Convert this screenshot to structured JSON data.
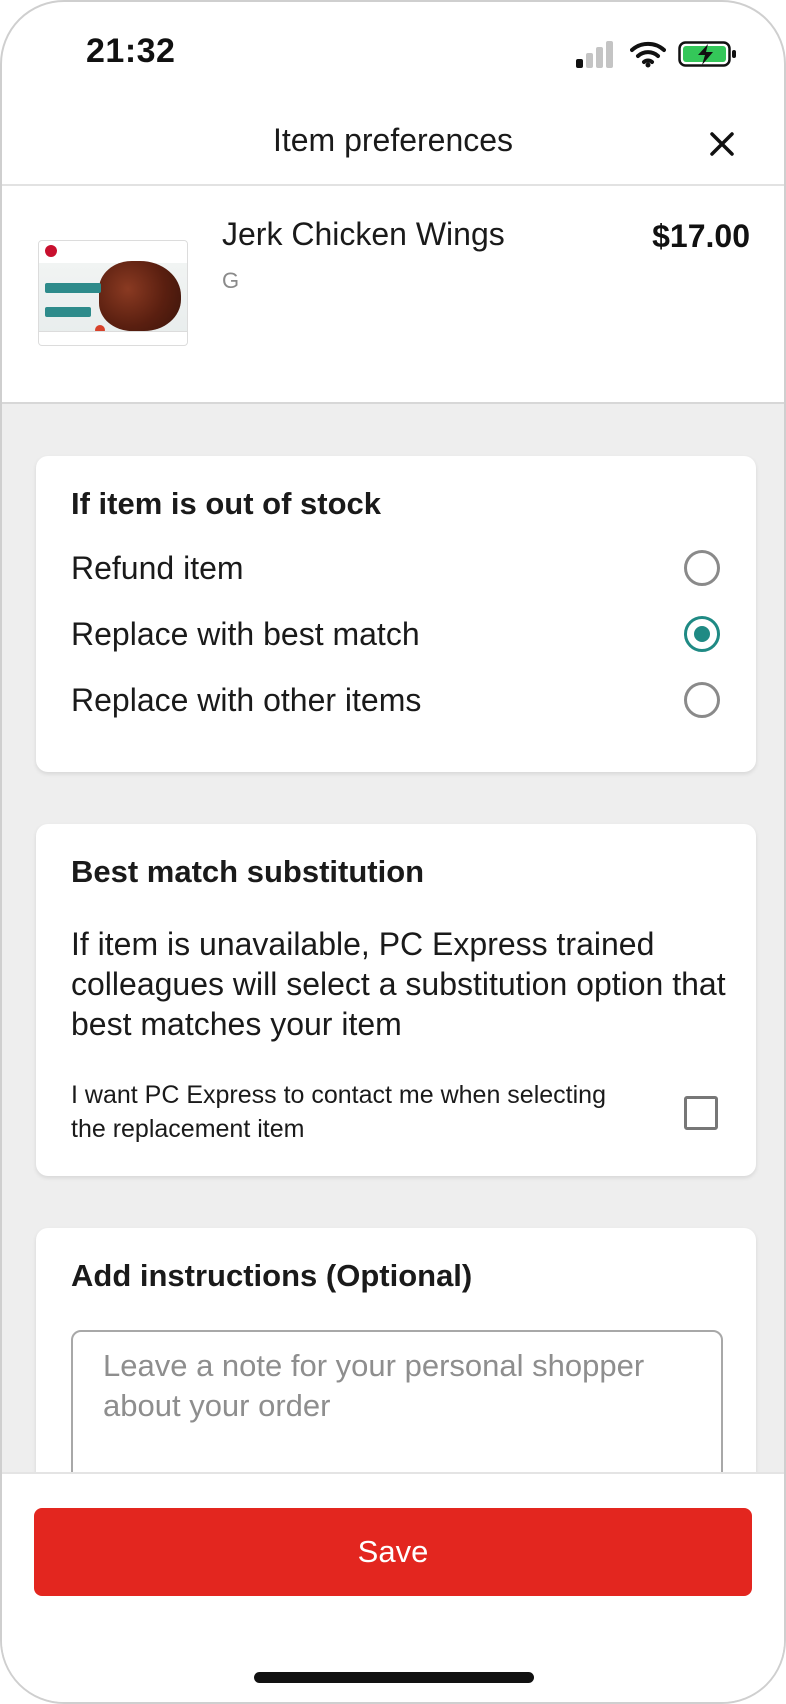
{
  "status_bar": {
    "time": "21:32",
    "icons": [
      "cellular-signal-icon",
      "wifi-icon",
      "battery-charging-icon"
    ]
  },
  "header": {
    "title": "Item preferences",
    "close_icon": "close-icon"
  },
  "product": {
    "name": "Jerk Chicken Wings",
    "unit": "G",
    "price": "$17.00"
  },
  "out_of_stock": {
    "title": "If item is out of stock",
    "options": [
      {
        "label": "Refund item",
        "selected": false
      },
      {
        "label": "Replace with best match",
        "selected": true
      },
      {
        "label": "Replace with other items",
        "selected": false
      }
    ]
  },
  "best_match": {
    "title": "Best match substitution",
    "description": "If item is unavailable, PC Express trained colleagues will select a substitution option that best matches your item",
    "contact_label": "I want PC Express to contact me when selecting the replacement item",
    "contact_checked": false
  },
  "instructions": {
    "title": "Add instructions (Optional)",
    "placeholder": "Leave a note for your personal shopper about your order",
    "value": ""
  },
  "footer": {
    "save_label": "Save"
  },
  "colors": {
    "accent_teal": "#1f8a84",
    "save_red": "#e3261f",
    "battery_green": "#34c759",
    "background_gray": "#eeeeee"
  }
}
________________________________________
▸ Directions for this task: Reproduce the material above in full, exactly, with no images.

▸ Reply:
Convert this screenshot to structured JSON data.
{
  "status_bar": {
    "time": "21:32",
    "icons": [
      "cellular-signal-icon",
      "wifi-icon",
      "battery-charging-icon"
    ]
  },
  "header": {
    "title": "Item preferences",
    "close_icon": "close-icon"
  },
  "product": {
    "name": "Jerk Chicken Wings",
    "unit": "G",
    "price": "$17.00"
  },
  "out_of_stock": {
    "title": "If item is out of stock",
    "options": [
      {
        "label": "Refund item",
        "selected": false
      },
      {
        "label": "Replace with best match",
        "selected": true
      },
      {
        "label": "Replace with other items",
        "selected": false
      }
    ]
  },
  "best_match": {
    "title": "Best match substitution",
    "description": "If item is unavailable, PC Express trained colleagues will select a substitution option that best matches your item",
    "contact_label": "I want PC Express to contact me when selecting the replacement item",
    "contact_checked": false
  },
  "instructions": {
    "title": "Add instructions (Optional)",
    "placeholder": "Leave a note for your personal shopper about your order",
    "value": ""
  },
  "footer": {
    "save_label": "Save"
  },
  "colors": {
    "accent_teal": "#1f8a84",
    "save_red": "#e3261f",
    "battery_green": "#34c759",
    "background_gray": "#eeeeee"
  }
}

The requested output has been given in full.